**Your goal:**
Copy the rows from the first one up to and including the line with "x-tick-label: 90 xyxy=(590,345,610,364)", switching each "legend-label" to "legend-entry" and keeping everything else the same.

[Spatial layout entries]
----

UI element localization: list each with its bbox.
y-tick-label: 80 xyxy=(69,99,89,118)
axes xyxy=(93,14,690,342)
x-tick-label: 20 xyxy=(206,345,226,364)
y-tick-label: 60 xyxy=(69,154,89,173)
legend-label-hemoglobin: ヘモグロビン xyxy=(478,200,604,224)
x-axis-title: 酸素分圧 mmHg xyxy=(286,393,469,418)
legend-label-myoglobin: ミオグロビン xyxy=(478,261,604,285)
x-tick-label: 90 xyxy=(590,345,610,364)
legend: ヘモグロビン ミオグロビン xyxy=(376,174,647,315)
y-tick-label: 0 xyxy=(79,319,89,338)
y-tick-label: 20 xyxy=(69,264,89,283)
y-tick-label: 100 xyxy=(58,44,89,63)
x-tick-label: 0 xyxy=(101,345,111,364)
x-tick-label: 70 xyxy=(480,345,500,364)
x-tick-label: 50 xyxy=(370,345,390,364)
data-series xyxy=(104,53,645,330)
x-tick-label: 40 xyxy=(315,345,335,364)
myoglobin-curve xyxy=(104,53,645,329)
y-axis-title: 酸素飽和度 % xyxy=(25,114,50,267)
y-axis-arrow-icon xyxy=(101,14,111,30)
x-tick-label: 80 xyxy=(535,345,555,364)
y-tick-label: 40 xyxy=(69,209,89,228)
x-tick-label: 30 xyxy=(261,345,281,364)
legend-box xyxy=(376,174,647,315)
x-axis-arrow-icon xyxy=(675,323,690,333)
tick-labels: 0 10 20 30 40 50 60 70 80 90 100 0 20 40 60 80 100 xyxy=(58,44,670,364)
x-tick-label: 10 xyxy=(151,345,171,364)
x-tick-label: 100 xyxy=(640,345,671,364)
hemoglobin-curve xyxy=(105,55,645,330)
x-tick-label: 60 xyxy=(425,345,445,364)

----

**Completed exercise:**
UI element localization: list each with its bbox.
y-tick-label: 80 xyxy=(69,99,89,118)
axes xyxy=(93,14,690,342)
x-tick-label: 20 xyxy=(206,345,226,364)
y-tick-label: 60 xyxy=(69,154,89,173)
legend-entry-hemoglobin: ヘモグロビン xyxy=(478,200,604,224)
x-axis-title: 酸素分圧 mmHg xyxy=(286,393,469,418)
legend-entry-myoglobin: ミオグロビン xyxy=(478,261,604,285)
x-tick-label: 90 xyxy=(590,345,610,364)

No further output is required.